Directions |
Every line of the material is to be quoted verbatim, minus the pictures.

# # # #

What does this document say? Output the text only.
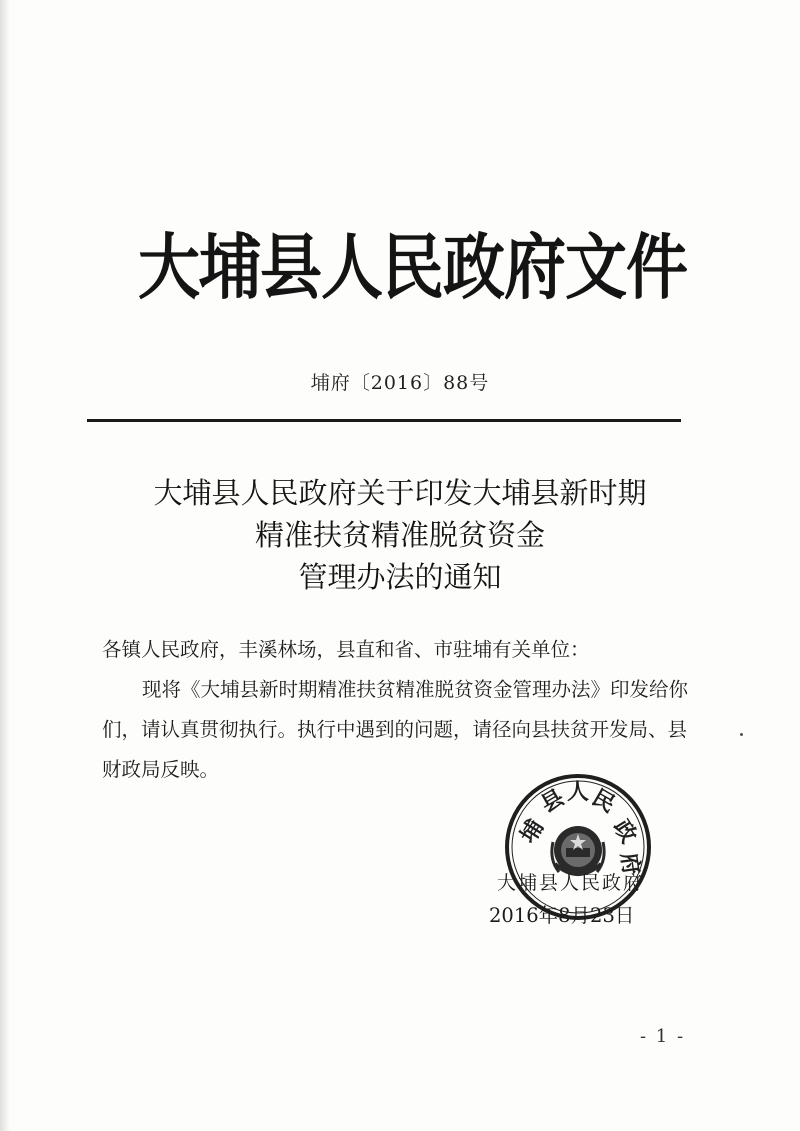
大埔县人民政府文件
埔府〔2016〕88号
大埔县人民政府关于印发大埔县新时期
精准扶贫精准脱贫资金
管理办法的通知

各镇人民政府，丰溪林场，县直和省、市驻埔有关单位：

现将《大埔县新时期精准扶贫精准脱贫资金管理办法》印发给你们，请认真贯彻执行。执行中遇到的问题，请径向县扶贫开发局、县财政局反映。

埔
县
人
民
政
府
大埔县人民政府
2016年8月23日
- 1 -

# # # #

Answer to this exercise |
What does this document say? Output the text only.
大埔县人民政府文件
埔府〔2016〕88号
大埔县人民政府关于印发大埔县新时期
精准扶贫精准脱贫资金
管理办法的通知

各镇人民政府，丰溪林场，县直和省、市驻埔有关单位：

现将《大埔县新时期精准扶贫精准脱贫资金管理办法》印发给你们，请认真贯彻执行。执行中遇到的问题，请径向县扶贫开发局、县财政局反映。

埔
县
人
民
政
府
大埔县人民政府
2016年8月23日
- 1 -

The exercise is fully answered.